## START Exercise input

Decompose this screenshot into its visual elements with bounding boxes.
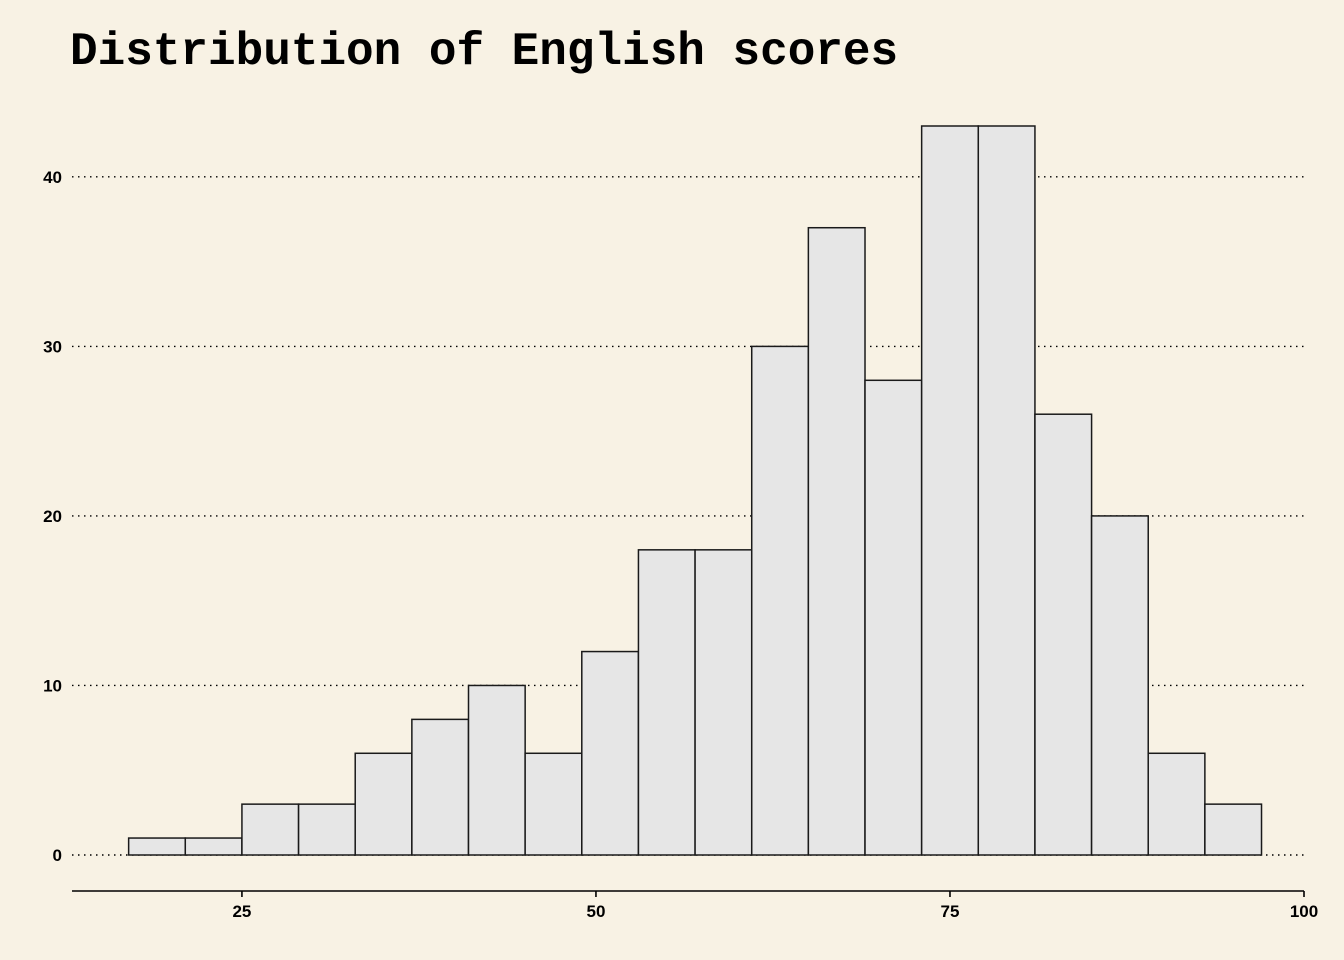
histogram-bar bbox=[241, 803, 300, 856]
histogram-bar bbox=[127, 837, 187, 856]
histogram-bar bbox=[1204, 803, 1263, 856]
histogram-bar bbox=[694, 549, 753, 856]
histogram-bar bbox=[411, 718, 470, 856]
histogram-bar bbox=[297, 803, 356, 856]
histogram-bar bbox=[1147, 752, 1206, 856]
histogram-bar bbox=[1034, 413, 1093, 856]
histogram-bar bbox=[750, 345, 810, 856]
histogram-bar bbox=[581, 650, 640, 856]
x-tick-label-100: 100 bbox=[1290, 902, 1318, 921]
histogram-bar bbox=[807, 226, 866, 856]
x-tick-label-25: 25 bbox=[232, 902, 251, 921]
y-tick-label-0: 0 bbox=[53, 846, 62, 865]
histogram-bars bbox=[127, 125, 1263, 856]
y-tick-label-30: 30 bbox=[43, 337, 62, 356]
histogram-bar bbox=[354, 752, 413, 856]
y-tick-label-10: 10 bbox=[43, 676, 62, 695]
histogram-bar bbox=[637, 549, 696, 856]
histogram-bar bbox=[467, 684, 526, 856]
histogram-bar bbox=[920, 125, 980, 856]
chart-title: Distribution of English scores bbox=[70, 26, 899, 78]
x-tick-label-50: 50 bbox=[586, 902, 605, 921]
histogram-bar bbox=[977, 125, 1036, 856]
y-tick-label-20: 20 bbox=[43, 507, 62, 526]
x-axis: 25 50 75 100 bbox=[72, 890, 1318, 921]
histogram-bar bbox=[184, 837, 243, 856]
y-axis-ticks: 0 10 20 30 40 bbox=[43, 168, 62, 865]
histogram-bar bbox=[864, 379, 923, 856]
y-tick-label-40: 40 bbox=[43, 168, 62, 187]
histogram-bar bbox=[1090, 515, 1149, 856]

## END Exercise input

**Short exercise**
Reproduce every line of the items above verbatim, leaving out the picture placeholders.

**In response**
Decompose this screenshot into its visual elements with bounding boxes.
histogram-bar bbox=[241, 803, 300, 856]
histogram-bar bbox=[127, 837, 187, 856]
histogram-bar bbox=[1204, 803, 1263, 856]
histogram-bar bbox=[694, 549, 753, 856]
histogram-bar bbox=[411, 718, 470, 856]
histogram-bar bbox=[297, 803, 356, 856]
histogram-bar bbox=[1147, 752, 1206, 856]
histogram-bar bbox=[1034, 413, 1093, 856]
histogram-bar bbox=[750, 345, 810, 856]
histogram-bar bbox=[581, 650, 640, 856]
x-tick-label-100: 100 bbox=[1290, 902, 1318, 921]
histogram-bar bbox=[807, 226, 866, 856]
x-tick-label-25: 25 bbox=[232, 902, 251, 921]
y-tick-label-0: 0 bbox=[53, 846, 62, 865]
histogram-bars bbox=[127, 125, 1263, 856]
y-tick-label-30: 30 bbox=[43, 337, 62, 356]
histogram-bar bbox=[354, 752, 413, 856]
y-tick-label-10: 10 bbox=[43, 676, 62, 695]
histogram-bar bbox=[637, 549, 696, 856]
histogram-bar bbox=[467, 684, 526, 856]
histogram-bar bbox=[920, 125, 980, 856]
chart-title: Distribution of English scores bbox=[70, 26, 899, 78]
x-tick-label-50: 50 bbox=[586, 902, 605, 921]
histogram-bar bbox=[977, 125, 1036, 856]
y-tick-label-20: 20 bbox=[43, 507, 62, 526]
x-axis: 25 50 75 100 bbox=[72, 890, 1318, 921]
histogram-bar bbox=[184, 837, 243, 856]
y-axis-ticks: 0 10 20 30 40 bbox=[43, 168, 62, 865]
histogram-bar bbox=[864, 379, 923, 856]
y-tick-label-40: 40 bbox=[43, 168, 62, 187]
histogram-bar bbox=[1090, 515, 1149, 856]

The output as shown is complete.